**EXERCISE DIRECTIONS:** Without including any images, reproduce each entry exactly.

Stored items:
▼

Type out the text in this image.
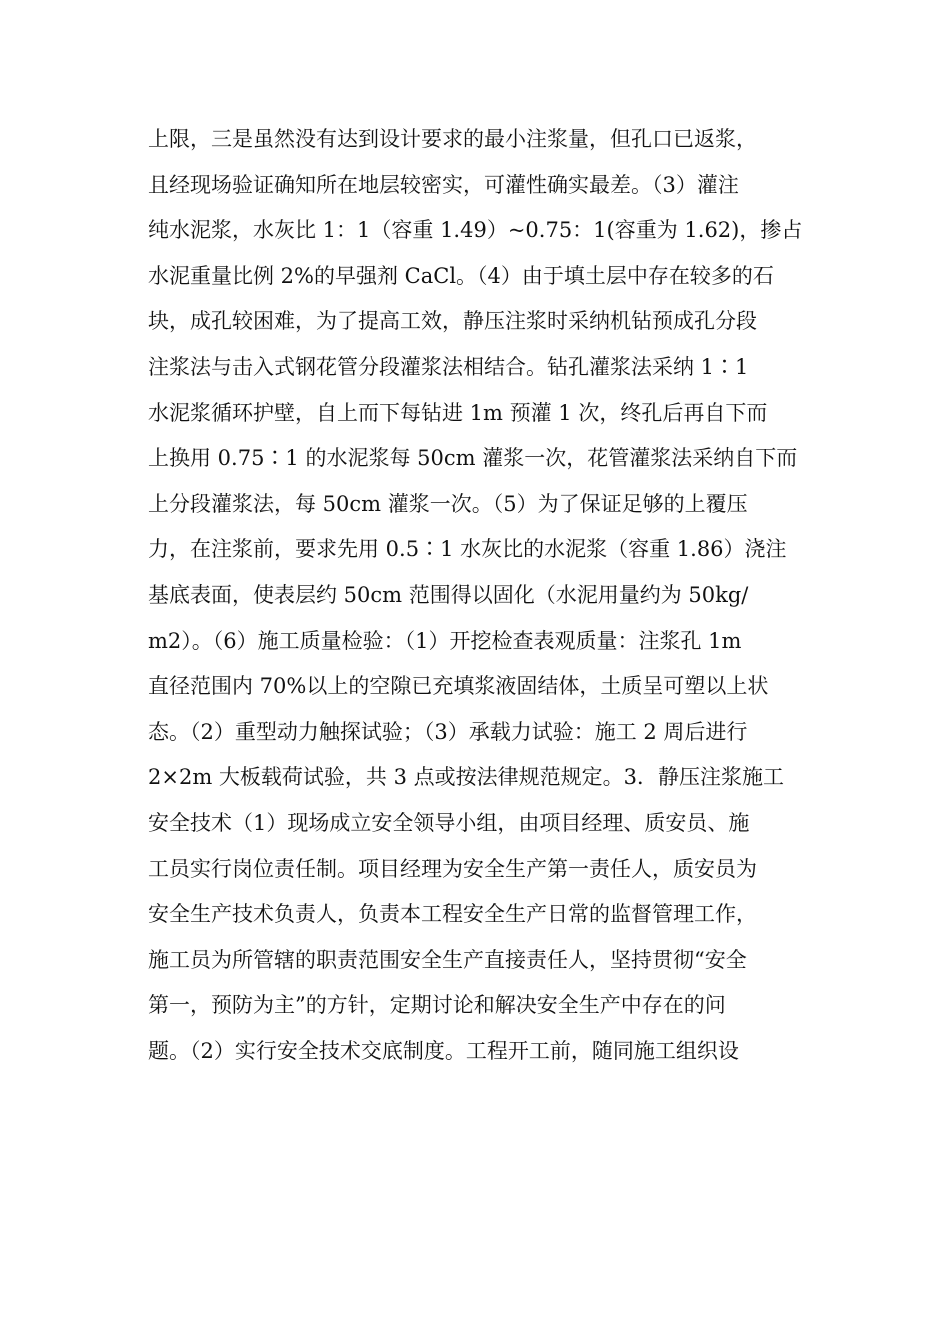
上限，三是虽然没有达到设计要求的最小注浆量，但孔口已返浆，
且经现场验证确知所在地层较密实，可灌性确实最差。（3）灌注
纯水泥浆，水灰比 1：1（容重 1.49）~0.75：1(容重为 1.62)，掺占
水泥重量比例 2%的早强剂 CaCl。（4）由于填土层中存在较多的石
块，成孔较困难，为了提高工效，静压注浆时采纳机钻预成孔分段
注浆法与击入式钢花管分段灌浆法相结合。钻孔灌浆法采纳 1∶1
水泥浆循环护壁，自上而下每钻进 1m 预灌 1 次，终孔后再自下而
上换用 0.75∶1 的水泥浆每 50cm 灌浆一次，花管灌浆法采纳自下而
上分段灌浆法，每 50cm 灌浆一次。（5）为了保证足够的上覆压
力，在注浆前，要求先用 0.5∶1 水灰比的水泥浆（容重 1.86）浇注
基底表面，使表层约 50cm 范围得以固化（水泥用量约为 50kg/
m2）。（6）施工质量检验：（1）开挖检查表观质量：注浆孔 1m
直径范围内 70%以上的空隙已充填浆液固结体，土质呈可塑以上状
态。（2）重型动力触探试验；（3）承载力试验：施工 2 周后进行
2×2m 大板载荷试验，共 3 点或按法律规范规定。3．静压注浆施工
安全技术（1）现场成立安全领导小组，由项目经理、质安员、施
工员实行岗位责任制。项目经理为安全生产第一责任人，质安员为
安全生产技术负责人，负责本工程安全生产日常的监督管理工作，
施工员为所管辖的职责范围安全生产直接责任人，坚持贯彻“安全
第一，预防为主”的方针，定期讨论和解决安全生产中存在的问
题。（2）实行安全技术交底制度。工程开工前，随同施工组织设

▲

**ANSWER FOR THIS EXERCISE:**
Type out the text in this image.
上限，三是虽然没有达到设计要求的最小注浆量，但孔口已返浆，
且经现场验证确知所在地层较密实，可灌性确实最差。（3）灌注
纯水泥浆，水灰比 1：1（容重 1.49）~0.75：1(容重为 1.62)，掺占
水泥重量比例 2%的早强剂 CaCl。（4）由于填土层中存在较多的石
块，成孔较困难，为了提高工效，静压注浆时采纳机钻预成孔分段
注浆法与击入式钢花管分段灌浆法相结合。钻孔灌浆法采纳 1∶1
水泥浆循环护壁，自上而下每钻进 1m 预灌 1 次，终孔后再自下而
上换用 0.75∶1 的水泥浆每 50cm 灌浆一次，花管灌浆法采纳自下而
上分段灌浆法，每 50cm 灌浆一次。（5）为了保证足够的上覆压
力，在注浆前，要求先用 0.5∶1 水灰比的水泥浆（容重 1.86）浇注
基底表面，使表层约 50cm 范围得以固化（水泥用量约为 50kg/
m2）。（6）施工质量检验：（1）开挖检查表观质量：注浆孔 1m
直径范围内 70%以上的空隙已充填浆液固结体，土质呈可塑以上状
态。（2）重型动力触探试验；（3）承载力试验：施工 2 周后进行
2×2m 大板载荷试验，共 3 点或按法律规范规定。3．静压注浆施工
安全技术（1）现场成立安全领导小组，由项目经理、质安员、施
工员实行岗位责任制。项目经理为安全生产第一责任人，质安员为
安全生产技术负责人，负责本工程安全生产日常的监督管理工作，
施工员为所管辖的职责范围安全生产直接责任人，坚持贯彻“安全
第一，预防为主”的方针，定期讨论和解决安全生产中存在的问
题。（2）实行安全技术交底制度。工程开工前，随同施工组织设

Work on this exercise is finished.